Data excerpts

"""

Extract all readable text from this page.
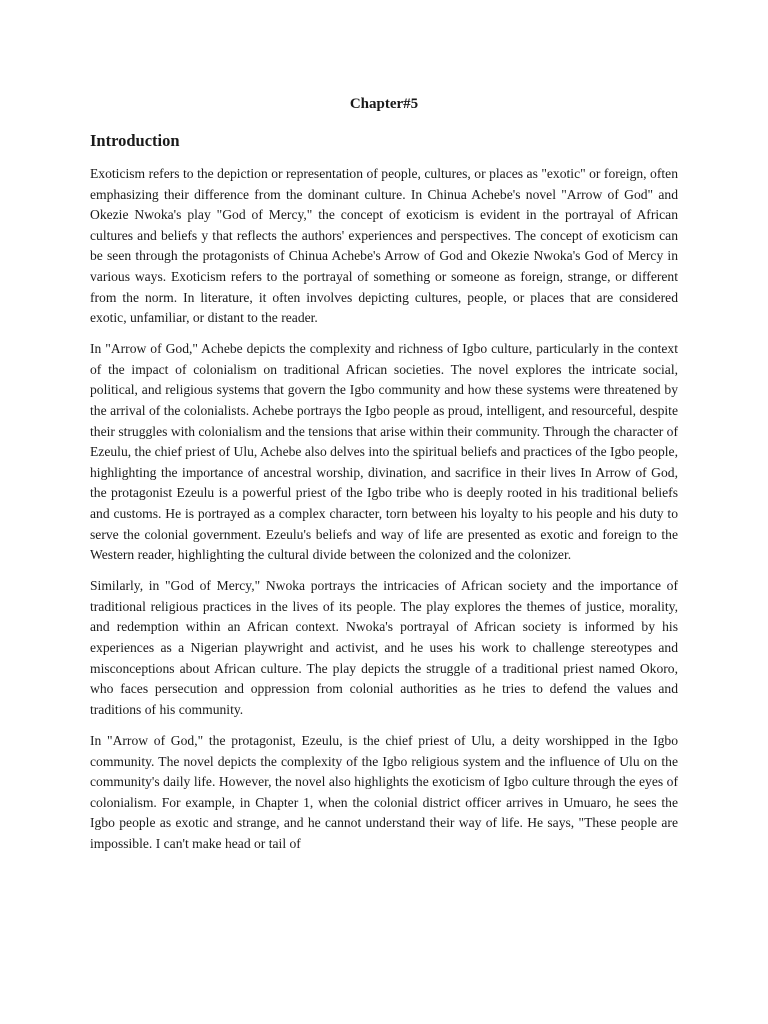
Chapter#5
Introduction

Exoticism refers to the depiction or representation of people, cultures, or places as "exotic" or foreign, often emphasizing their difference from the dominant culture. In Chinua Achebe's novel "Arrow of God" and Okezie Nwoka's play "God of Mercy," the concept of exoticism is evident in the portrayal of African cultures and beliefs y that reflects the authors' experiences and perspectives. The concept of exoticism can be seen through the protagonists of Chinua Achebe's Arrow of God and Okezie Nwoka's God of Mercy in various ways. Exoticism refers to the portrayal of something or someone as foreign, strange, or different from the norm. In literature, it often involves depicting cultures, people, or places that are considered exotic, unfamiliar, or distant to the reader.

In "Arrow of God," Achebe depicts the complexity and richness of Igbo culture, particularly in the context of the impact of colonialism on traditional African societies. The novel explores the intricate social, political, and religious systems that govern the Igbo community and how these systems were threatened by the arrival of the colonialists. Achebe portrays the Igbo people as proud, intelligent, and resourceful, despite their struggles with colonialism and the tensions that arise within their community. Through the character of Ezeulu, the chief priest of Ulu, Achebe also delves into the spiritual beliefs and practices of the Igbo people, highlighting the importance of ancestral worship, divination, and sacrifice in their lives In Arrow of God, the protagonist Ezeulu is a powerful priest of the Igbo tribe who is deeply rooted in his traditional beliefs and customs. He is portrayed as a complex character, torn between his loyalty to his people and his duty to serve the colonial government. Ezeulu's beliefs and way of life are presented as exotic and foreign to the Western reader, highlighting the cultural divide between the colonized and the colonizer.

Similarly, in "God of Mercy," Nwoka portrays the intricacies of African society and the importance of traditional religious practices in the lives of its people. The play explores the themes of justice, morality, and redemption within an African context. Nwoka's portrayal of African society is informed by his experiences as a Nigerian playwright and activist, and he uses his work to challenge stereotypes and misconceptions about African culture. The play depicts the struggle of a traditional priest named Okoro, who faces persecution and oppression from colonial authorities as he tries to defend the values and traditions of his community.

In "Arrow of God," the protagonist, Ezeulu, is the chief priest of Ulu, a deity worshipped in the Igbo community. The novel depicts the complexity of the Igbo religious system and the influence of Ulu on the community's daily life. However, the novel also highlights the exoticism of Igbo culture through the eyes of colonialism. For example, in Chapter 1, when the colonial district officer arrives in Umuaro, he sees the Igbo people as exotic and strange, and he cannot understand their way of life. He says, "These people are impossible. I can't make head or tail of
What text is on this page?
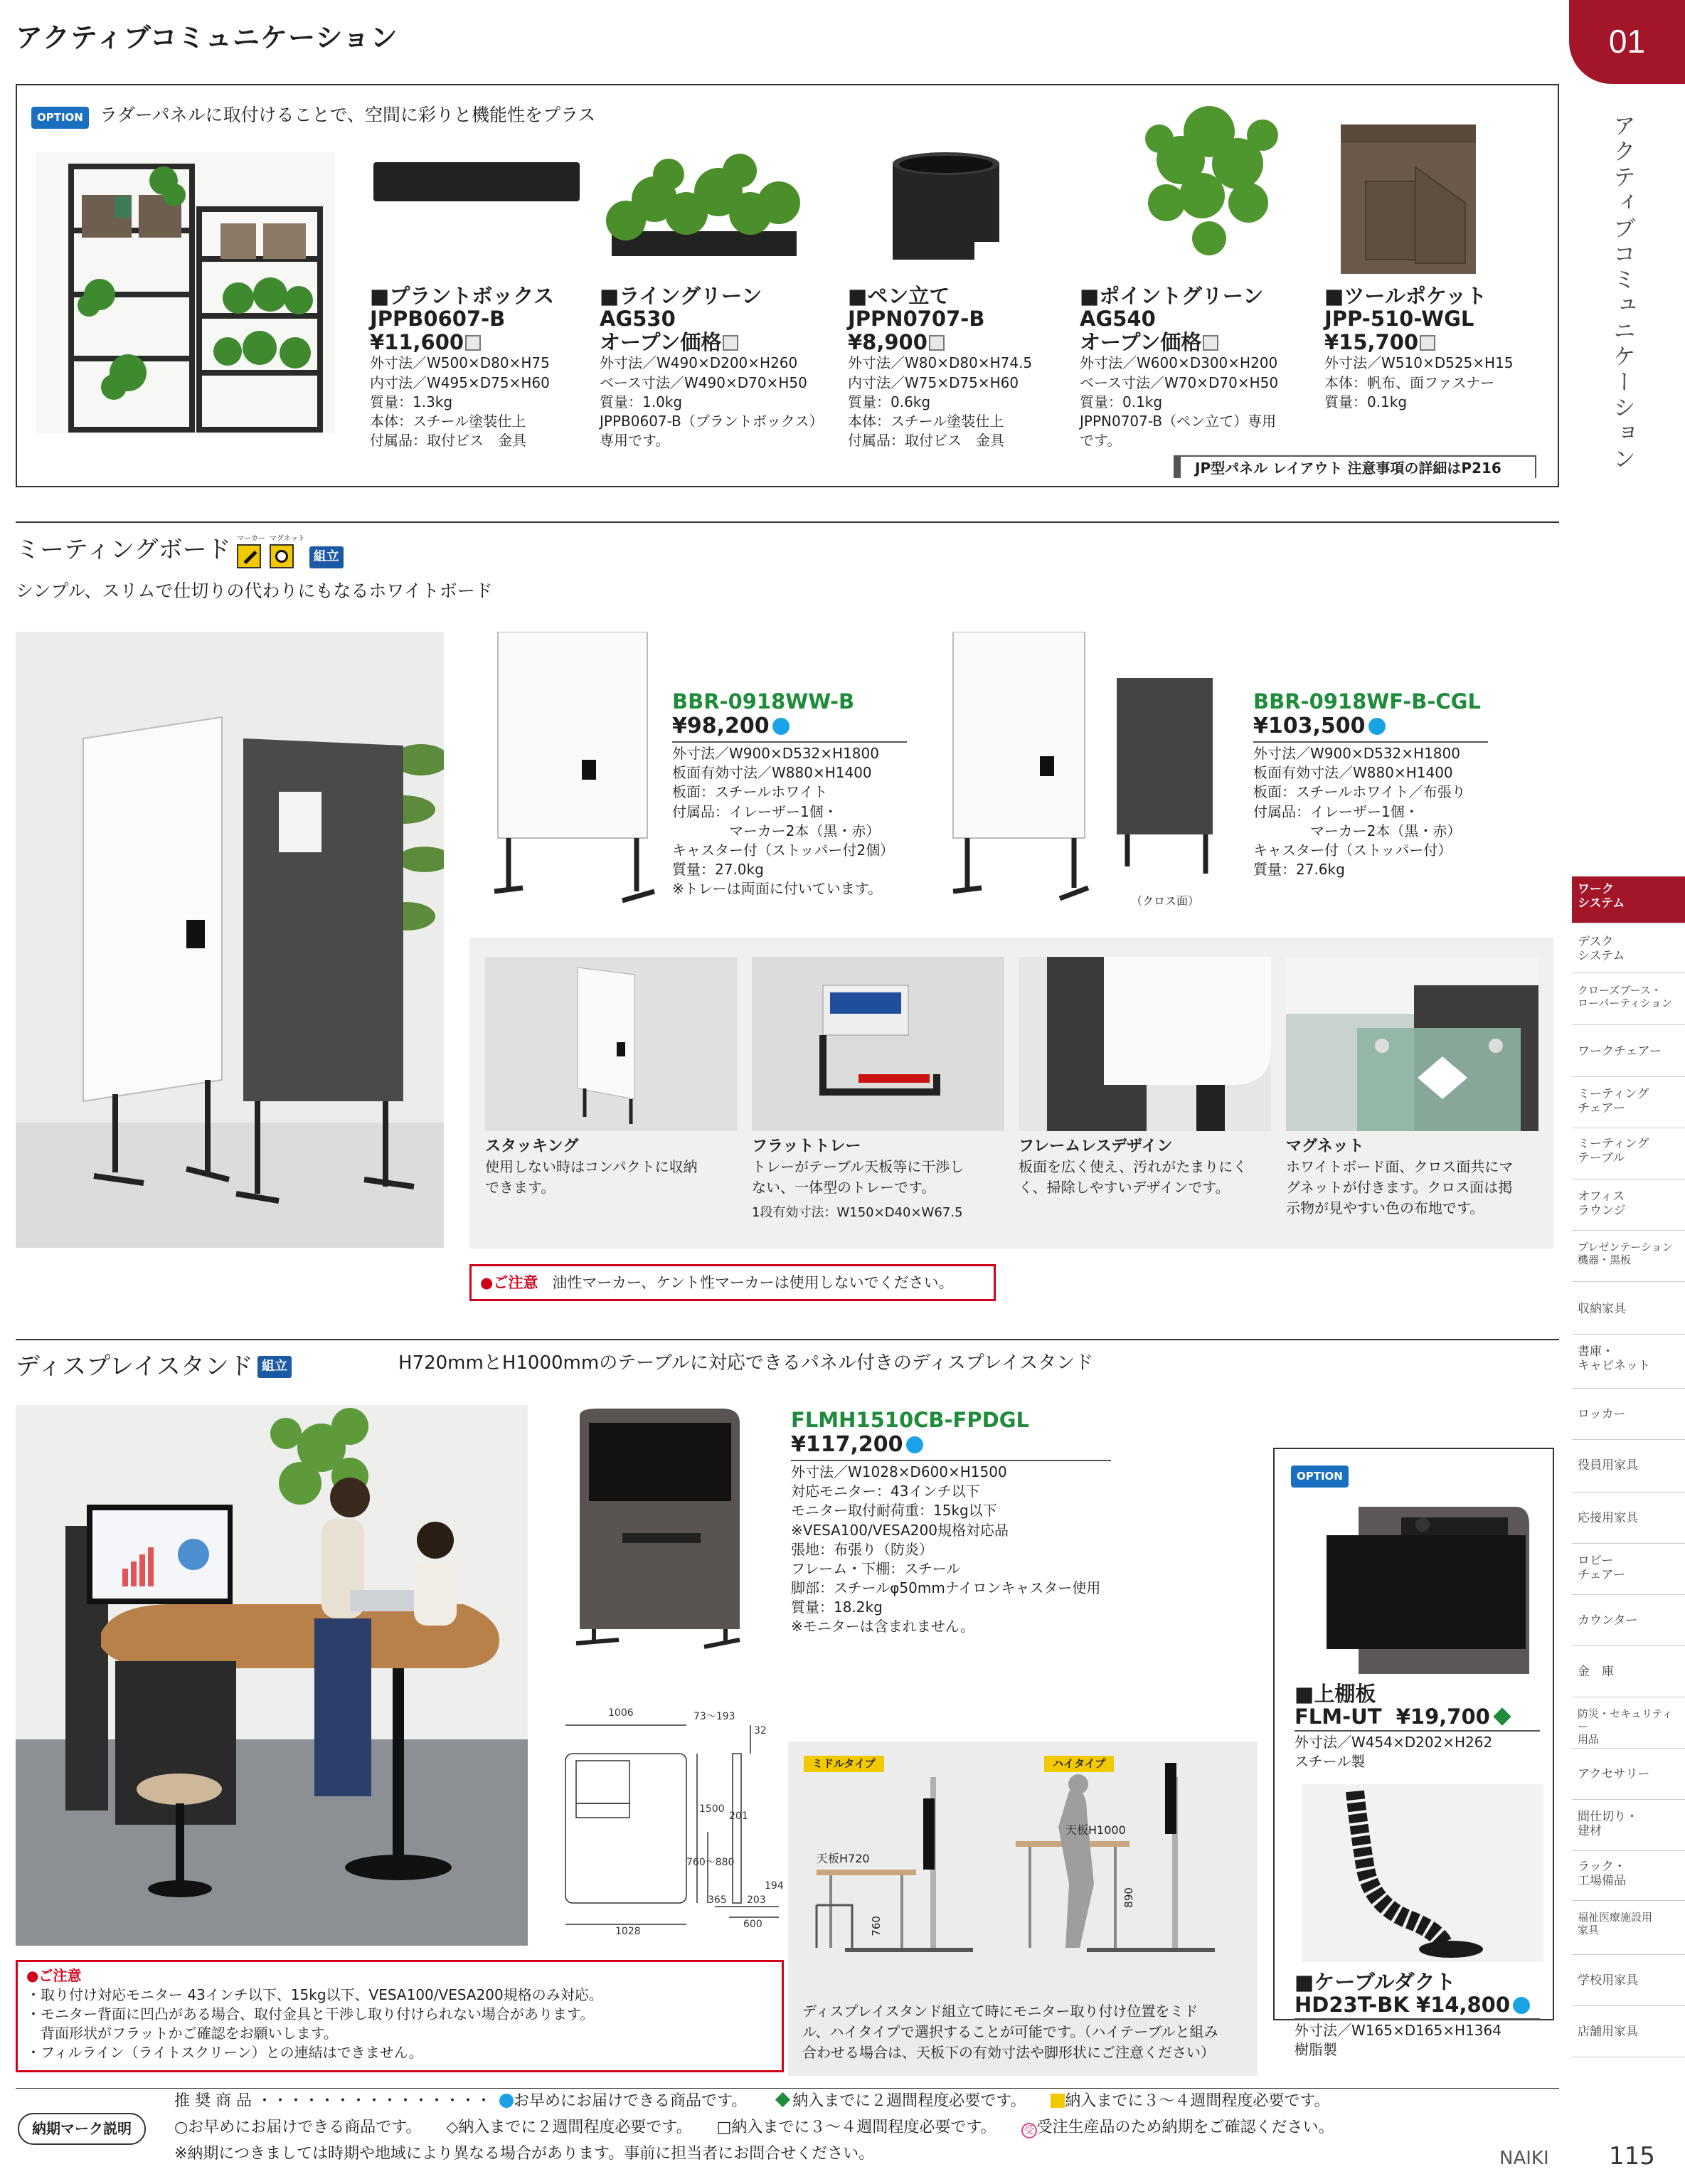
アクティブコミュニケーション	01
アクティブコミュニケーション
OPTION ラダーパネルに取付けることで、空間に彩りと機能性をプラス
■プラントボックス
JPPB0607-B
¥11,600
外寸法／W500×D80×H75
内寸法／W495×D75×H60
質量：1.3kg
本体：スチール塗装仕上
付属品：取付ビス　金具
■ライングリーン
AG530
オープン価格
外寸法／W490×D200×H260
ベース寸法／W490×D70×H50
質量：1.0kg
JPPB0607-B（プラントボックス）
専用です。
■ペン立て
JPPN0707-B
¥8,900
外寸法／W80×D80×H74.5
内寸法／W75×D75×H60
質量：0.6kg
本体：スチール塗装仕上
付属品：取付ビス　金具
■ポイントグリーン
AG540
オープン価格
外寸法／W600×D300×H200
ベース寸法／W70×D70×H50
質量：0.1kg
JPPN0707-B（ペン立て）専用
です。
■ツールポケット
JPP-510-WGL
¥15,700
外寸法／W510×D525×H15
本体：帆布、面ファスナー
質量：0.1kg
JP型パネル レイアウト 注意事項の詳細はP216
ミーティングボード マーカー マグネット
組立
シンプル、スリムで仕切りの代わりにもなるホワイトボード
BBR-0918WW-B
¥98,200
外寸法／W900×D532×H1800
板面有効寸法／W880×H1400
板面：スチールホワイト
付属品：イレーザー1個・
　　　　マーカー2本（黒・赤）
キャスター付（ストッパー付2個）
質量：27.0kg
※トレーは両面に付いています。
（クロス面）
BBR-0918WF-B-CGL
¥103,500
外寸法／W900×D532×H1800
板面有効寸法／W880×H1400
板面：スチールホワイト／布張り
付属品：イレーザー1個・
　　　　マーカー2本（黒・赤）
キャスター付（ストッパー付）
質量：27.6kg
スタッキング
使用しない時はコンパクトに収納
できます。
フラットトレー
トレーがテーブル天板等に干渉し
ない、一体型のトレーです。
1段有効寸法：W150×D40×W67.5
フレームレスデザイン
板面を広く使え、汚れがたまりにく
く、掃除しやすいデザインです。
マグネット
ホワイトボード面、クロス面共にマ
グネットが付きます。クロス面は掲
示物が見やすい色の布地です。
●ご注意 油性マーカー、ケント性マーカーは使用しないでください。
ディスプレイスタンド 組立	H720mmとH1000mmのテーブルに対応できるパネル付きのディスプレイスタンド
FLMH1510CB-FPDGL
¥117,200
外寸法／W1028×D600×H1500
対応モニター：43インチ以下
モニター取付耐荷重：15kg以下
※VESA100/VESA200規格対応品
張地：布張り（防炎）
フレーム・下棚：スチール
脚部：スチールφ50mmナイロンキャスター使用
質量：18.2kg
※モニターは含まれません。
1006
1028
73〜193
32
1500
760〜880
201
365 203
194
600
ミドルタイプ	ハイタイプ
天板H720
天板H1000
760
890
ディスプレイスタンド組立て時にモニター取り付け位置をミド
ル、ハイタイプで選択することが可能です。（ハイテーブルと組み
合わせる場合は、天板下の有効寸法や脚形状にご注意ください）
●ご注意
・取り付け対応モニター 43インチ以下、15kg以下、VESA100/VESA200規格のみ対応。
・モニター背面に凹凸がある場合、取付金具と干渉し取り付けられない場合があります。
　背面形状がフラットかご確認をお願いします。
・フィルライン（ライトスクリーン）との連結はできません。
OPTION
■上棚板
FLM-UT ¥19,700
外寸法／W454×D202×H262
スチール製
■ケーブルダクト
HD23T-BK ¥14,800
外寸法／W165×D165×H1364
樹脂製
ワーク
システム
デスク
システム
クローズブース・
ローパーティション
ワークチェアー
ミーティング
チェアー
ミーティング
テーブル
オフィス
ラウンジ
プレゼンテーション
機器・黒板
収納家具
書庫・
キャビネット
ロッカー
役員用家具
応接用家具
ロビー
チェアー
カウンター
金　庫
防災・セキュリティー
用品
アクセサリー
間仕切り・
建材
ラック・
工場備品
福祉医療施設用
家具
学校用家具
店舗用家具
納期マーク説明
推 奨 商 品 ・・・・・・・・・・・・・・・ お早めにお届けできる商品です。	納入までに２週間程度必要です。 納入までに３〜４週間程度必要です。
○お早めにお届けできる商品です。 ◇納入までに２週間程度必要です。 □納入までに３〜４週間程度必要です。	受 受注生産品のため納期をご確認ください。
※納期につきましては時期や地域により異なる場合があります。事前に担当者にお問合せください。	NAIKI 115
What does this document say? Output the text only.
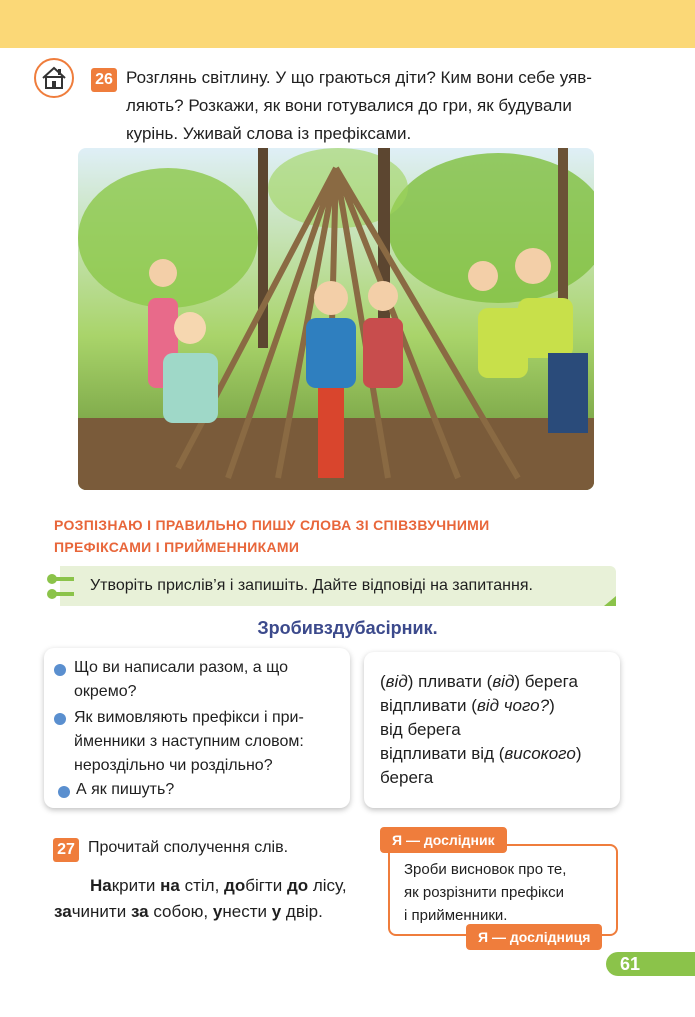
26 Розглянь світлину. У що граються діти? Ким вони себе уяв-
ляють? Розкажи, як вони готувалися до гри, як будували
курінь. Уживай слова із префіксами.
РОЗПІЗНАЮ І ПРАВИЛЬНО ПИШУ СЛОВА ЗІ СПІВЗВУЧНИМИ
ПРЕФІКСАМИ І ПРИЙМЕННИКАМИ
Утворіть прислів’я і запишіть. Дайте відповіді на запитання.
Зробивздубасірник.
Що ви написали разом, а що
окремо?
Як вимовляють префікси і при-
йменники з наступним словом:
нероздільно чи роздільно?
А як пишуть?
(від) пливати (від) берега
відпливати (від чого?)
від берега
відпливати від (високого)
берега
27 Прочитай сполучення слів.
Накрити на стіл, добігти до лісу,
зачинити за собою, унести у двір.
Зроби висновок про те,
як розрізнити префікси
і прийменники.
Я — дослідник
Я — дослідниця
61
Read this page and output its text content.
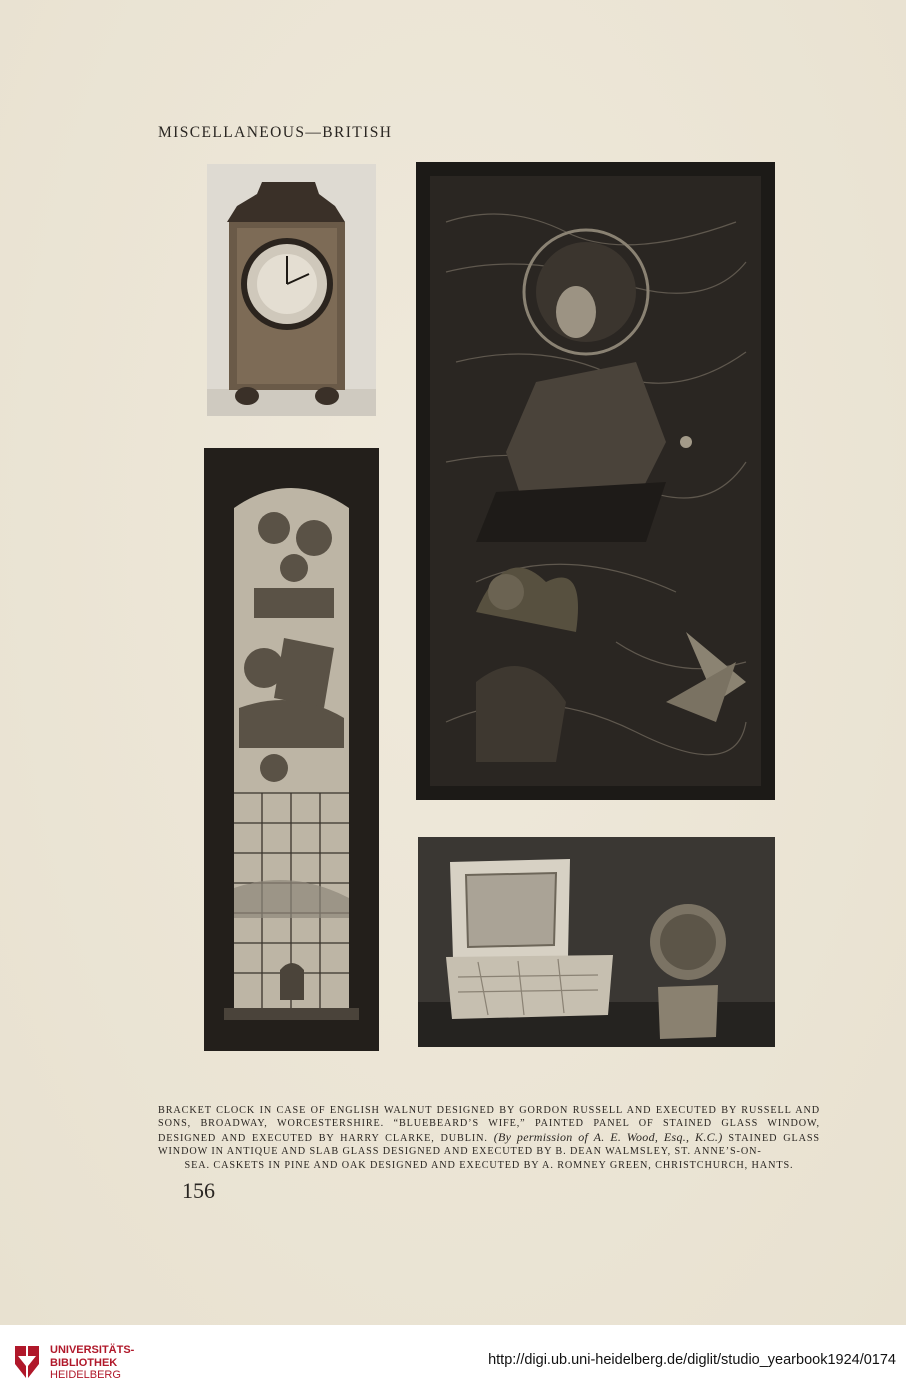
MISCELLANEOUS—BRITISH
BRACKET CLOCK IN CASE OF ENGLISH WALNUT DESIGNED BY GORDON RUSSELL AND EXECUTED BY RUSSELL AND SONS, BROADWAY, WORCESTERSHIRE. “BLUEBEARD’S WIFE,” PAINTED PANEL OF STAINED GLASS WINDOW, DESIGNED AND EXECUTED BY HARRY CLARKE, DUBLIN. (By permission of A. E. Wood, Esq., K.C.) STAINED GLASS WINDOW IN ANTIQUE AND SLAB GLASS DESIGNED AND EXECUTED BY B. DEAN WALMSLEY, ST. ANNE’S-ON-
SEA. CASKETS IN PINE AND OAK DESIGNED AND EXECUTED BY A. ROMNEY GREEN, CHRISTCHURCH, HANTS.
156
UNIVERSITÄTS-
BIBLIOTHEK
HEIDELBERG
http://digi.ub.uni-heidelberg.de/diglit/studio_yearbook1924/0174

"""

> **Directions for this task**: Extract each line from the listing that holds the word "Ezeulu".

> **Solution to this problem**:
In "Arrow of God," Achebe depicts the complexity and richness of Igbo culture, particularly in the context of the impact of colonialism on traditional African societies. The novel explores the intricate social, political, and religious systems that govern the Igbo community and how these systems were threatened by the arrival of the colonialists. Achebe portrays the Igbo people as proud, intelligent, and resourceful, despite their struggles with colonialism and the tensions that arise within their community. Through the character of Ezeulu, the chief priest of Ulu, Achebe also delves into the spiritual beliefs and practices of the Igbo people, highlighting the importance of ancestral worship, divination, and sacrifice in their lives In Arrow of God, the protagonist Ezeulu is a powerful priest of the Igbo tribe who is deeply rooted in his traditional beliefs and customs. He is portrayed as a complex character, torn between his loyalty to his people and his duty to serve the colonial government. Ezeulu's beliefs and way of life are presented as exotic and foreign to the Western reader, highlighting the cultural divide between the colonized and the colonizer.
In "Arrow of God," the protagonist, Ezeulu, is the chief priest of Ulu, a deity worshipped in the Igbo community. The novel depicts the complexity of the Igbo religious system and the influence of Ulu on the community's daily life. However, the novel also highlights the exoticism of Igbo culture through the eyes of colonialism. For example, in Chapter 1, when the colonial district officer arrives in Umuaro, he sees the Igbo people as exotic and strange, and he cannot understand their way of life. He says, "These people are impossible. I can't make head or tail of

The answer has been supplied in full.